# Start of Dataset entries
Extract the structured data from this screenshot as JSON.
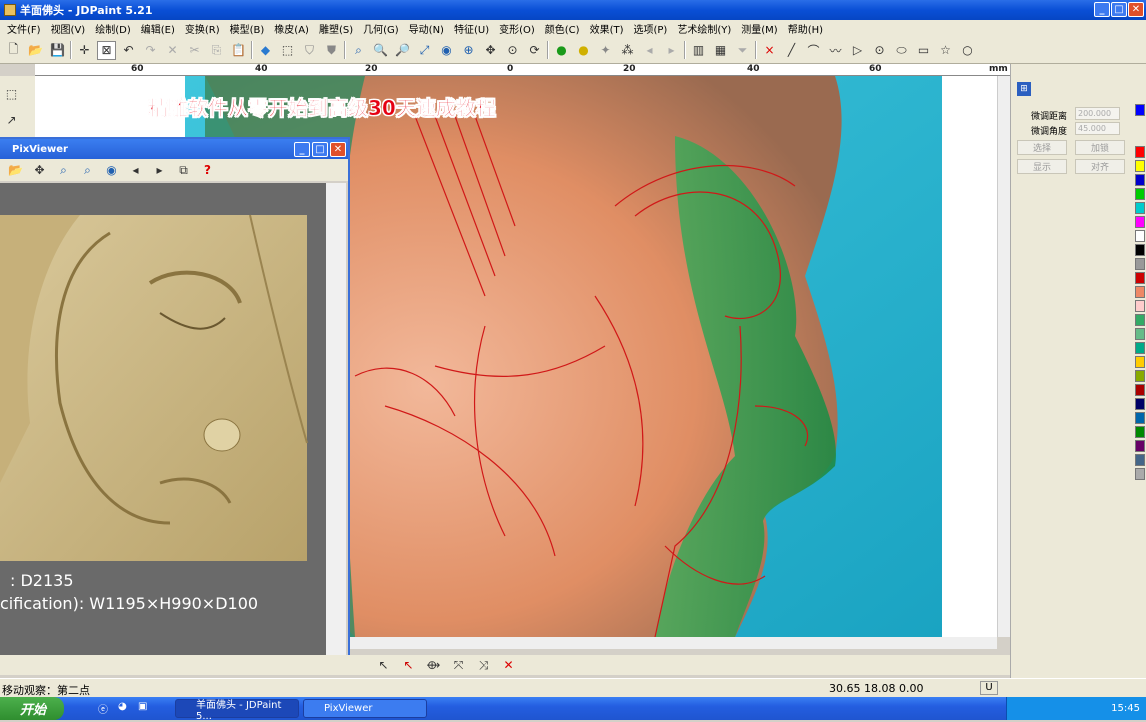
{
  "window": {
    "title": "羊面佛头 - JDPaint 5.21"
  },
  "menu": [
    "文件(F)",
    "视图(V)",
    "绘制(D)",
    "编辑(E)",
    "变换(R)",
    "模型(B)",
    "橡皮(A)",
    "雕塑(S)",
    "几何(G)",
    "导动(N)",
    "特征(U)",
    "变形(O)",
    "颜色(C)",
    "效果(T)",
    "选项(P)",
    "艺术绘制(Y)",
    "测量(M)",
    "帮助(H)"
  ],
  "ruler": {
    "unit": "mm",
    "ticks": [
      "60",
      "40",
      "20",
      "0",
      "20",
      "40",
      "60"
    ]
  },
  "banner": {
    "text": "精雕软件从零开始到高级30天速成教程"
  },
  "pixviewer": {
    "title": "PixViewer",
    "info_id": ": D2135",
    "info_spec": "cification): W1195×H990×D100"
  },
  "right_panel": {
    "fine_dist_label": "微调距离",
    "fine_dist_value": "200.000",
    "fine_angle_label": "微调角度",
    "fine_angle_value": "45.000",
    "btn_select": "选择",
    "btn_lock": "加锁",
    "btn_show": "显示",
    "btn_align": "对齐"
  },
  "status": {
    "message": "移动观察：第二点",
    "coords": "30.65  18.08  0.00",
    "mode": "U"
  },
  "taskbar": {
    "start": "开始",
    "tasks": [
      "羊面佛头 - JDPaint 5...",
      "PixViewer"
    ],
    "clock": "15:45"
  },
  "colors": {
    "title_bar": "#0a4fd6",
    "banner": "#e60012",
    "canvas_bg": "#2fb8d0",
    "taskbar": "#245ee0"
  }
}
# End of Dataset entries
→ To do
Look through the material and copy each line that has "JDPaint".

→ Exercise answer
    "title": "羊面佛头 - JDPaint 5.21"
      "羊面佛头 - JDPaint 5...",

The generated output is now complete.